• GOAL OF THE EXERCISE: Set out each line from the following listing that includes the word "około".

Stored records
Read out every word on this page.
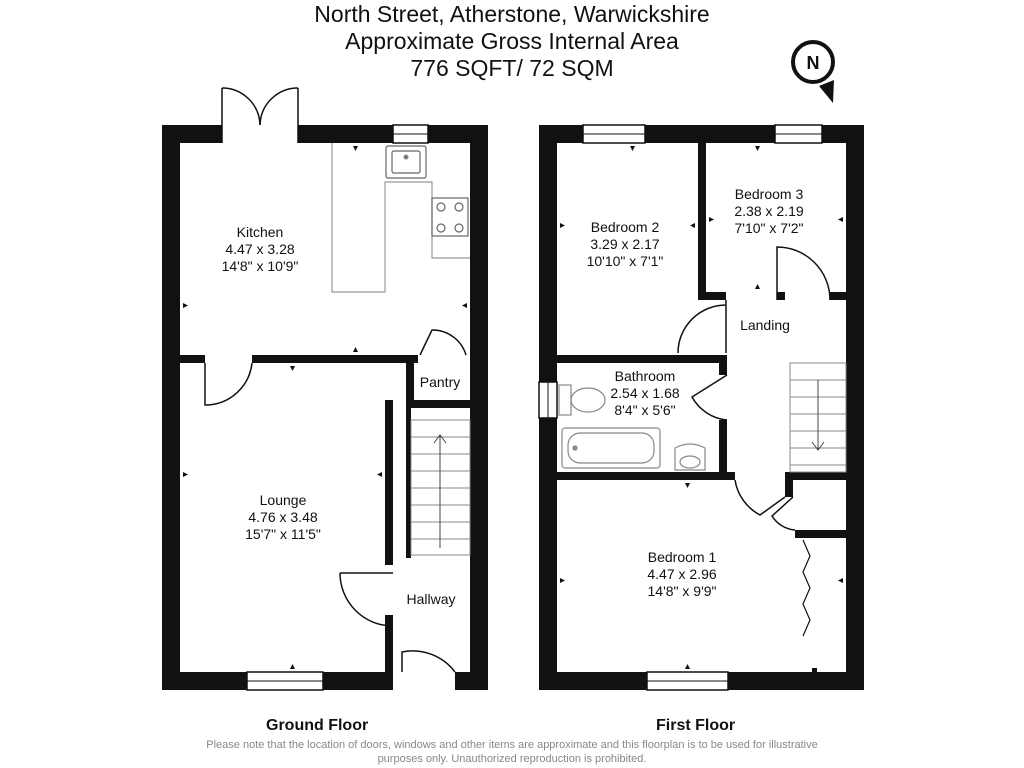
North Street, Atherstone, Warwickshire
Approximate Gross Internal Area
776 SQFT/ 72 SQM	N
Kitchen
4.47 x 3.28
14'8" x 10'9"
Lounge
4.76 x 3.48
15'7" x 11'5"
Pantry
Hallway
Bedroom 2
3.29 x 2.17
10'10" x 7'1"
Bedroom 3
2.38 x 2.19
7'10" x 7'2"
Landing
Bathroom
2.54 x 1.68
8'4" x 5'6"
Bedroom 1
4.47 x 2.96
14'8" x 9'9"
Ground Floor	First Floor
Please note that the location of doors, windows and other items are approximate and this floorplan is to be used for illustrative
purposes only. Unauthorized reproduction is prohibited.
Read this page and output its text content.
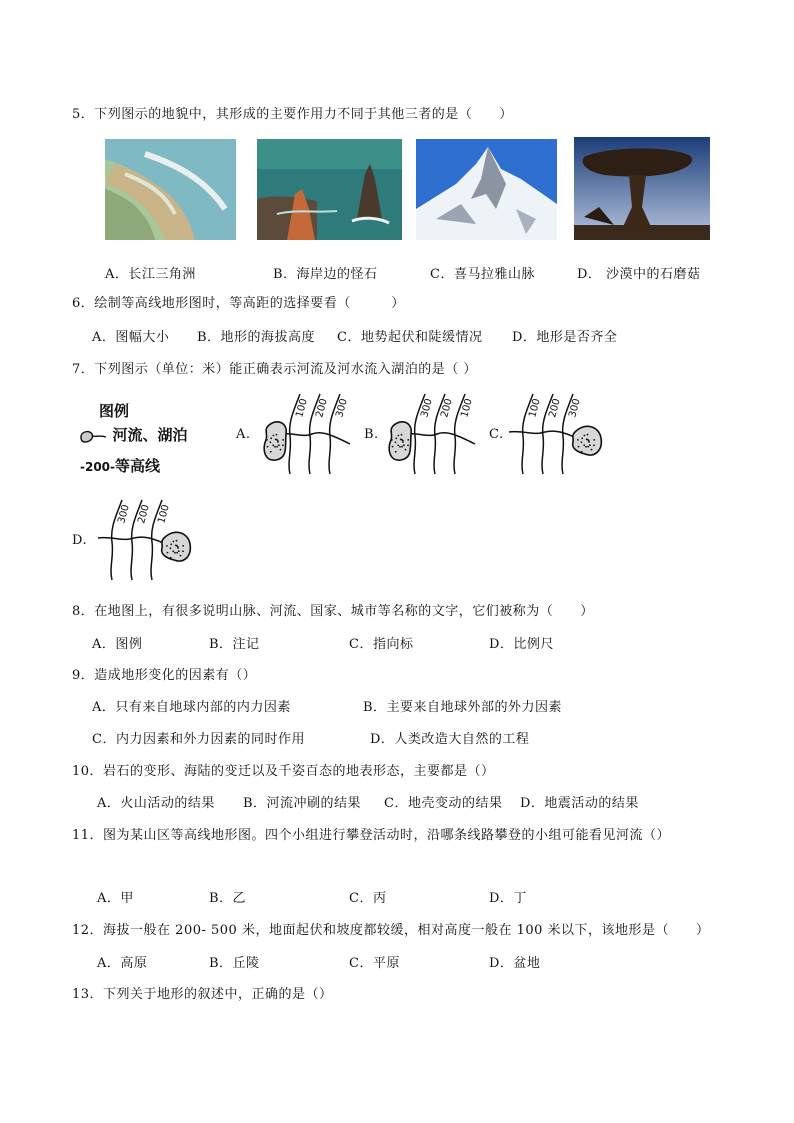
5．下列图示的地貌中，其形成的主要作用力不同于其他三者的是（　　）
A．长江三角洲	B．海岸边的怪石	C．喜马拉雅山脉	D． 沙漠中的石磨菇
6．绘制等高线地形图时，等高距的选择要看（　　　）
A．图幅大小 B．地形的海拔高度 C．地势起伏和陡缓情况 D．地形是否齐全
7．下列图示（单位：米）能正确表示河流及河水流入湖泊的是（ ）
图例
河流、湖泊
-200-等高线
A.	B.	C.
D.
100 200 300	300 200 100	100 200 300
300 200 100
8．在地图上，有很多说明山脉、河流、国家、城市等名称的文字，它们被称为（　　）
A．图例	B．注记	C．指向标	D．比例尺
9．造成地形变化的因素有（）
A．只有来自地球内部的内力因素	B．主要来自地球外部的外力因素
C．内力因素和外力因素的同时作用	D．人类改造大自然的工程
10．岩石的变形、海陆的变迁以及千姿百态的地表形态，主要都是（）
A．火山活动的结果 B．河流冲刷的结果 C．地壳变动的结果 D．地震活动的结果
11．图为某山区等高线地形图。四个小组进行攀登活动时，沿哪条线路攀登的小组可能看见河流（）
A．甲	B．乙	C．丙	D．丁
12．海拔一般在 200- 500 米，地面起伏和坡度都较缓，相对高度一般在 100 米以下，该地形是（　　）
A．高原	B．丘陵	C．平原	D．盆地
13．下列关于地形的叙述中，正确的是（）
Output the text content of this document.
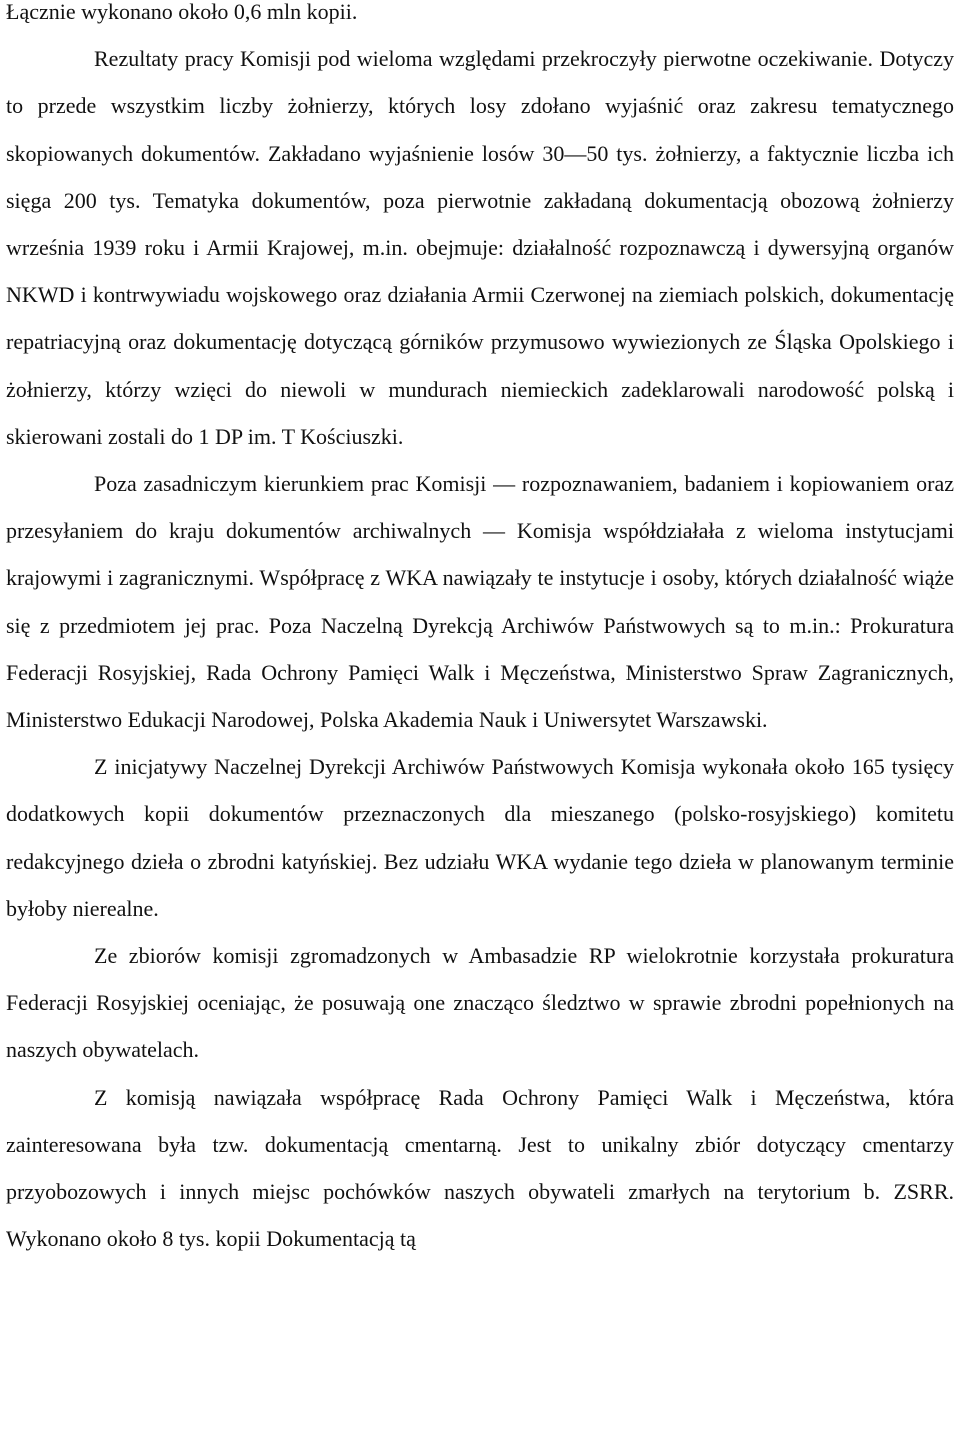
Łącznie wykonano około 0,6 mln kopii.

Rezultaty pracy Komisji pod wieloma względami przekroczyły pierwotne oczekiwanie. Dotyczy to przede wszystkim liczby żołnierzy, których losy zdołano wyjaśnić oraz zakresu tematycznego skopiowanych dokumentów. Zakładano wyjaśnienie losów 30—50 tys. żołnierzy, a faktycznie liczba ich sięga 200 tys. Tematyka dokumentów, poza pierwotnie zakładaną dokumentacją obozową żołnierzy września 1939 roku i Armii Krajowej, m.in. obejmuje: działalność rozpoznawczą i dywersyjną organów NKWD i kontrwywiadu wojskowego oraz działania Armii Czerwonej na ziemiach polskich, dokumentację repatriacyjną oraz dokumentację dotyczącą górników przymusowo wywiezionych ze Śląska Opolskiego i żołnierzy, którzy wzięci do niewoli w mundurach niemieckich zadeklarowali narodowość polską i skierowani zostali do 1 DP im. T Kościuszki.

Poza zasadniczym kierunkiem prac Komisji — rozpoznawaniem, badaniem i kopiowaniem oraz przesyłaniem do kraju dokumentów archiwalnych — Komisja współdziałała z wieloma instytucjami krajowymi i zagranicznymi. Współpracę z WKA nawiązały te instytucje i osoby, których działalność wiąże się z przedmiotem jej prac. Poza Naczelną Dyrekcją Archiwów Państwowych są to m.in.: Prokuratura Federacji Rosyjskiej, Rada Ochrony Pamięci Walk i Męczeństwa, Ministerstwo Spraw Zagranicznych, Ministerstwo Edukacji Narodowej, Polska Akademia Nauk i Uniwersytet Warszawski.

Z inicjatywy Naczelnej Dyrekcji Archiwów Państwowych Komisja wykonała około 165 tysięcy dodatkowych kopii dokumentów przeznaczonych dla mieszanego (polsko-rosyjskiego) komitetu redakcyjnego dzieła o zbrodni katyńskiej. Bez udziału WKA wydanie tego dzieła w planowanym terminie byłoby nierealne.

Ze zbiorów komisji zgromadzonych w Ambasadzie RP wielokrotnie korzystała prokuratura Federacji Rosyjskiej oceniając, że posuwają one znacząco śledztwo w sprawie zbrodni popełnionych na naszych obywatelach.

Z komisją nawiązała współpracę Rada Ochrony Pamięci Walk i Męczeństwa, która zainteresowana była tzw. dokumentacją cmentarną. Jest to unikalny zbiór dotyczący cmentarzy przyobozowych i innych miejsc pochówków naszych obywateli zmarłych na terytorium b. ZSRR. Wykonano około 8 tys. kopii Dokumentacją tą
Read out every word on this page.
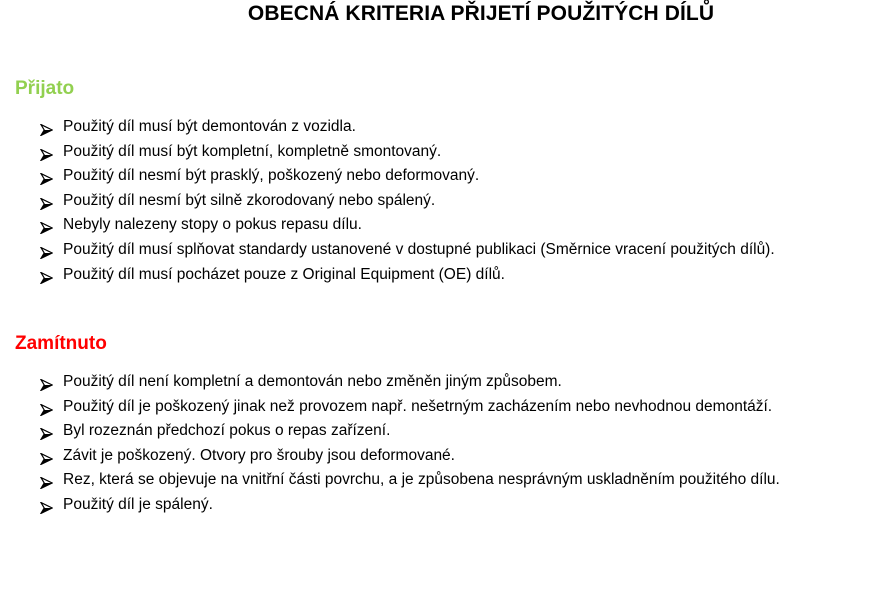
OBECNÁ KRITERIA PŘIJETÍ POUŽITÝCH DÍLŮ
Přijato
Použitý díl musí být demontován z vozidla.
Použitý díl musí být kompletní, kompletně smontovaný.
Použitý díl nesmí být prasklý, poškozený nebo deformovaný.
Použitý díl nesmí být silně zkorodovaný nebo spálený.
Nebyly nalezeny stopy o pokus repasu dílu.
Použitý díl musí splňovat standardy ustanovené v dostupné publikaci (Směrnice vracení použitých dílů).
Použitý díl musí pocházet pouze z Original Equipment (OE) dílů.
Zamítnuto
Použitý díl není kompletní a demontován nebo změněn jiným způsobem.
Použitý díl je poškozený jinak než provozem např. nešetrným zacházením nebo nevhodnou demontáží.
Byl rozeznán předchozí pokus o repas zařízení.
Závit je poškozený. Otvory pro šrouby jsou deformované.
Rez, která se objevuje na vnitřní části povrchu, a je způsobena nesprávným uskladněním použitého dílu.
Použitý díl je spálený.
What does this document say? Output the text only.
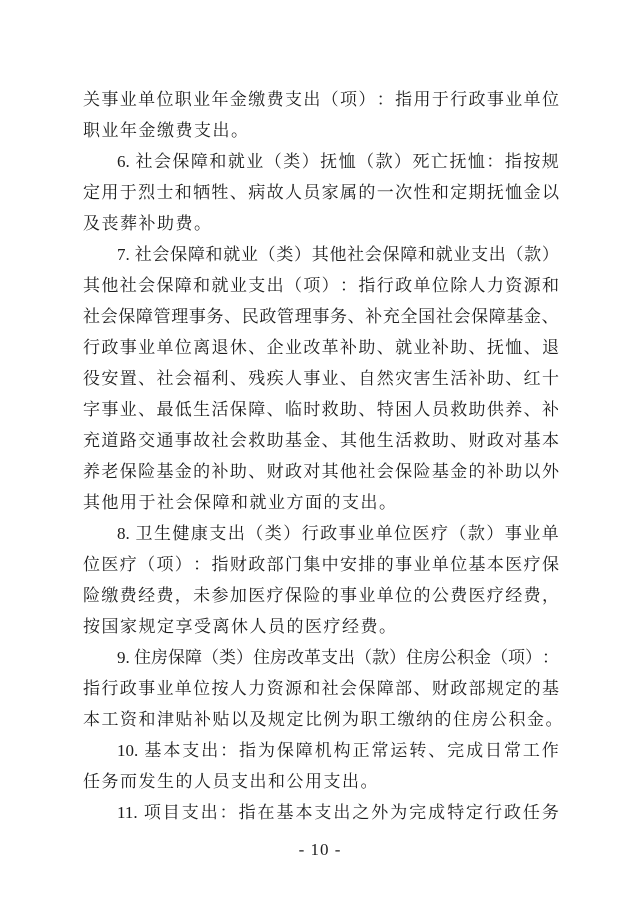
关 事 业 单 位 职 业 年 金 缴 费 支 出 （ 项 ） ： 指 用 于 行 政 事 业 单 位
职业年金缴费支出。
6. 社 会 保 障 和 就 业 （ 类 ） 抚 恤 （ 款 ） 死 亡 抚 恤 ： 指 按 规
定 用 于 烈 士 和 牺 牲 、 病 故 人 员 家 属 的 一 次 性 和 定 期 抚 恤 金 以
及丧葬补助费。
7. 社 会 保 障 和 就 业 （ 类 ） 其 他 社 会 保 障 和 就 业 支 出 （ 款 ）
其 他 社 会 保 障 和 就 业 支 出 （ 项 ） ： 指 行 政 单 位 除 人 力 资 源 和
社 会 保 障 管 理 事 务 、 民 政 管 理 事 务 、 补 充 全 国 社 会 保 障 基 金 、
行 政 事 业 单 位 离 退 休 、 企 业 改 革 补 助 、 就 业 补 助 、 抚 恤 、 退
役 安 置 、 社 会 福 利 、 残 疾 人 事 业 、 自 然 灾 害 生 活 补 助 、 红 十
字 事 业 、 最 低 生 活 保 障 、 临 时 救 助 、 特 困 人 员 救 助 供 养 、 补
充 道 路 交 通 事 故 社 会 救 助 基 金 、 其 他 生 活 救 助 、 财 政 对 基 本
养 老 保 险 基 金 的 补 助 、 财 政 对 其 他 社 会 保 险 基 金 的 补 助 以 外
其他用于社会保障和就业方面的支出。
8. 卫 生 健 康 支 出 （ 类 ） 行 政 事 业 单 位 医 疗 （ 款 ） 事 业 单
位 医 疗 （ 项 ） ： 指 财 政 部 门 集 中 安 排 的 事 业 单 位 基 本 医 疗 保
险 缴 费 经 费 ， 未 参 加 医 疗 保 险 的 事 业 单 位 的 公 费 医 疗 经 费 ，
按国家规定享受离休人员的医疗经费。
9. 住 房 保 障 （ 类 ） 住 房 改 革 支 出 （ 款 ） 住 房 公 积 金 （ 项 ） ：
指 行 政 事 业 单 位 按 人 力 资 源 和 社 会 保 障 部 、 财 政 部 规 定 的 基
本工资和津贴补贴以及规定比例为职工缴纳的住房公积金。
10. 基 本 支 出 ： 指 为 保 障 机 构 正 常 运 转 、 完 成 日 常 工 作
任务而发生的人员支出和公用支出。
11. 项 目 支 出 ： 指 在 基 本 支 出 之 外 为 完 成 特 定 行 政 任 务
- 10 -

• FINISHED TASK:
Łącznie wykonano około 0,6 mln kopii.
Z inicjatywy Naczelnej Dyrekcji Archiwów Państwowych Komisja wykonała około 165 tysięcy dodatkowych kopii dokumentów przeznaczonych dla mieszanego (polsko-rosyjskiego) komitetu redakcyjnego dzieła o zbrodni katyńskiej. Bez udziału WKA wydanie tego dzieła w planowanym terminie byłoby nierealne.
Z komisją nawiązała współpracę Rada Ochrony Pamięci Walk i Męczeństwa, która zainteresowana była tzw. dokumentacją cmentarną. Jest to unikalny zbiór dotyczący cmentarzy przyobozowych i innych miejsc pochówków naszych obywateli zmarłych na terytorium b. ZSRR. Wykonano około 8 tys. kopii Dokumentacją tą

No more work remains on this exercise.